### [Text zum Lesen]
····················
Nachdem sich bei „K.“ die erste Schockstarre über den Ausbruch des Krieges gelegt hat, trifft sie die Entscheidung, ihre Kinder zu Freunden ins dänische Exil zu bringen, um dann wieder in die Ukraine zurückzukehren und von dort zu berichten. Die Erfahrung des Verlustes ist in ihren Schilderungen durchgängig präsent: das Ende der relativen Unbeschwertheit vor dem Krieg, der Tod von Freunden und Bekannten sowie die temporäre Trennung von ihrer Familie, die sie angesichts der fortwährenden Ungewissheit als besonders schmerzlich erlebt. Ihre Entscheidung zur Rückkehr in das Kriegsgebiet nötigt ebenso Respekt ab wie „D.s“ Entschluss, seine Heimat Russland angesichts der unhaltbaren inneren und äußeren Umstände dauerhaft zu verlassen und dafür eine längere Trennung von Frau und Kindern in Kauf zu nehmen. Seine Reflexionen sind geprägt von Schuldgefühlen und einer kritischen Haltung zum derzeitigen politischen System in Russland, aber auch von der Notwendigkeit und den damit verbundenen Schwierigkeiten, sich im politischen Exil eine neue Existenz aufzubauen. Vor der nun in Buchform erfolgten Veröffentlichung erschienen die illustrierten Interviews von Nora Krug in einem wöchentlichen Rhythmus zwischen Februar 2022 und Februar 2023 in „Los Angeles Times“, in Auszügen auch in „Süddeutsche Zeitung“, „L’Espresso“ (Italien), „El Pais“ (Spanien) und „De Volkskrant“ (Niederlande).
····················
### [Auszüge aus Datensätzen]
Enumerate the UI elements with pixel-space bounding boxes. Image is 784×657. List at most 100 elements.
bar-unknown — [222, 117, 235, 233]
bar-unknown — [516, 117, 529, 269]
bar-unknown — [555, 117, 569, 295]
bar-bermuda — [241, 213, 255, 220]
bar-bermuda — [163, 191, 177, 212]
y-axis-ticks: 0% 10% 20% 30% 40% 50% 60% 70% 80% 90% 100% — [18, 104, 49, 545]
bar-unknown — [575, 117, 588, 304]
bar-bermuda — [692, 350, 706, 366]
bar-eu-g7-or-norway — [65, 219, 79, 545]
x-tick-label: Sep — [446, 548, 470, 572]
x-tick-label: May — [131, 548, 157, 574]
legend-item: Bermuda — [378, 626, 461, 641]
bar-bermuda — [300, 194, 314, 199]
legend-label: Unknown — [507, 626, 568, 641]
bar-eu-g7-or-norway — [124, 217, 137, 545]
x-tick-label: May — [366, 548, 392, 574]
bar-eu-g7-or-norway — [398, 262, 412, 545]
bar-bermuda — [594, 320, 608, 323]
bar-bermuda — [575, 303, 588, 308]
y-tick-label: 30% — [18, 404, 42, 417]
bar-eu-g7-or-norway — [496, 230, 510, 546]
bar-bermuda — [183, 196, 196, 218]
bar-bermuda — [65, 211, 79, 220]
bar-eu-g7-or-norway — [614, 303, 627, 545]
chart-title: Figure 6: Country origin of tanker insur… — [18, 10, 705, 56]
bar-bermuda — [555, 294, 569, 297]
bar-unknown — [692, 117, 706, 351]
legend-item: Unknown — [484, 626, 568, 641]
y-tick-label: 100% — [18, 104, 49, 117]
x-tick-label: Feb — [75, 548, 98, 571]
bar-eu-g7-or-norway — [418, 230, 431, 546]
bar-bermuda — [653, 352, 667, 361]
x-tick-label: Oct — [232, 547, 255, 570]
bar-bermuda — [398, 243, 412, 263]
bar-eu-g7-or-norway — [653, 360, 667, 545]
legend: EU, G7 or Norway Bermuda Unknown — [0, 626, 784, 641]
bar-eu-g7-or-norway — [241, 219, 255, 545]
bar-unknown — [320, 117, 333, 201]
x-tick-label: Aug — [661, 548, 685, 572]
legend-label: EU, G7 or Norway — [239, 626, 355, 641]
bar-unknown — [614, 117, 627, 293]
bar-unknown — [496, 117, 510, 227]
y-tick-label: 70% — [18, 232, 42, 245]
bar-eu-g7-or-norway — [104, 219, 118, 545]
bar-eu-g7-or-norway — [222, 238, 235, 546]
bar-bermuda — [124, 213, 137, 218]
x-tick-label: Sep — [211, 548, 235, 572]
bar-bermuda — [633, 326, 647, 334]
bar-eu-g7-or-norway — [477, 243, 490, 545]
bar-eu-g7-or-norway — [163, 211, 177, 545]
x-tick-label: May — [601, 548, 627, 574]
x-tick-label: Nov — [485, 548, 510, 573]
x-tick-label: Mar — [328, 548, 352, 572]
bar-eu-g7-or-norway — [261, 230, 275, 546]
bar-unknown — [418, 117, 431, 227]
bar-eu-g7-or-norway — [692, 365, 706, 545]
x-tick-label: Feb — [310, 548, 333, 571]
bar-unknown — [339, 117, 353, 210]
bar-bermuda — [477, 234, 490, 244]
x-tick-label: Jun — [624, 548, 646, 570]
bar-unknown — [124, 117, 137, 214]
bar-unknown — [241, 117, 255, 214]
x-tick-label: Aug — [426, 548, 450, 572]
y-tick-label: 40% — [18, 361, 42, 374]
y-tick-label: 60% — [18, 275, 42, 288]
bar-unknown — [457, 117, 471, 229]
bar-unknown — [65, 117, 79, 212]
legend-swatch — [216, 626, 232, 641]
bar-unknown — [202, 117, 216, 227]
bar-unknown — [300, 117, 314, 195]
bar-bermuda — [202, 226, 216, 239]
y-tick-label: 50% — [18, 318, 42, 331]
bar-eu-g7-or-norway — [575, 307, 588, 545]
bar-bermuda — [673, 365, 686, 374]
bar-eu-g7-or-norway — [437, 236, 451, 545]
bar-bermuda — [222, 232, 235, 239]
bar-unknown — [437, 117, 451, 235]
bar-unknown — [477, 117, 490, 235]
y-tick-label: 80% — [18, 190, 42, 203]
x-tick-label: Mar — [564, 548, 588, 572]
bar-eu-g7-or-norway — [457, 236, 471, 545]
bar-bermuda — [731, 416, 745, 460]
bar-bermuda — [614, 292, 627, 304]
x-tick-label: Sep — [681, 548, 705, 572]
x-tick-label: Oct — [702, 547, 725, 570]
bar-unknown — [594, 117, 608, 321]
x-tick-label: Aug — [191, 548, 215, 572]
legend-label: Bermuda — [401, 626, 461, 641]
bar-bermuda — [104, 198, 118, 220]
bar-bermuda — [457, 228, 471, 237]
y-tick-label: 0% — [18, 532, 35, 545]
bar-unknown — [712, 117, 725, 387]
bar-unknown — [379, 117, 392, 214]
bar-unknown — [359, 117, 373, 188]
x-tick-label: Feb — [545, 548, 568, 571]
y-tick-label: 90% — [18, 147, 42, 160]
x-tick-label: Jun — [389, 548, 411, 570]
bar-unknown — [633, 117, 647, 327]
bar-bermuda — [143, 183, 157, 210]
····················
### [Deine Aufgabe]
Fasse den Text über die Kriegserfahrungen von „K.“ und „D.“ in zwei Sätzen zusammen. Halte dich nur an den Text.

### [Lösung]
„K.“ bringt ihre Kinder zu Freunden nach Dänemark und kehrt in die Ukraine zurück, um von dort zu berichten, während „D.“ Russland für immer verlässt und dafür eine längere Trennung von Frau und Kindern hinnimmt. Die illustrierten Interviews von Nora Krug erschienen zwischen Februar 2022 und Februar 2023 jede Woche in der „Los Angeles Times“ und sind jetzt als Buch veröffentlicht.